• _Dataset excerpts_:
------------------------
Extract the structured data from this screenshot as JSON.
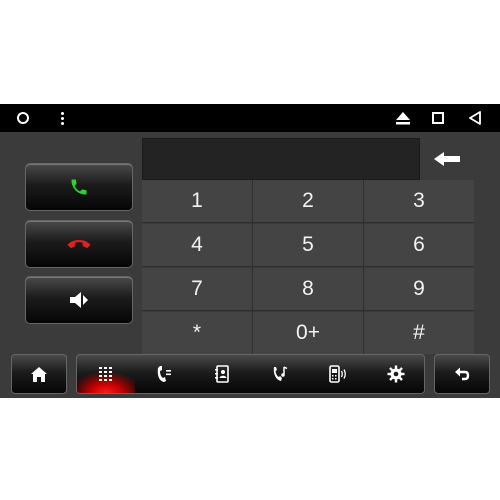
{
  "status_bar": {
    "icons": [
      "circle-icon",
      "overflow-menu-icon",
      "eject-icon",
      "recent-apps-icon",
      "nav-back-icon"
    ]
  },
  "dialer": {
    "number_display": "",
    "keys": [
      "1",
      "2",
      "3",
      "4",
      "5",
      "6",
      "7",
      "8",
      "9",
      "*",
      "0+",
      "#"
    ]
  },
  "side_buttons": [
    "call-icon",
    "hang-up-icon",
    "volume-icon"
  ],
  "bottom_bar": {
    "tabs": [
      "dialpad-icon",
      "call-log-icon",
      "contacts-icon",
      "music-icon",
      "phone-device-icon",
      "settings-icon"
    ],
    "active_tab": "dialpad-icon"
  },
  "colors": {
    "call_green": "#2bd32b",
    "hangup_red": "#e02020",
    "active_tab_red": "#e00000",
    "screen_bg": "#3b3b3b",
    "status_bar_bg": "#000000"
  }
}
------------------------
• _TASK GOAL_: Copy out every line where the word "dialpad" occurs.

• _EXERCISE RESULT_:
      "dialpad-icon",
    "active_tab": "dialpad-icon"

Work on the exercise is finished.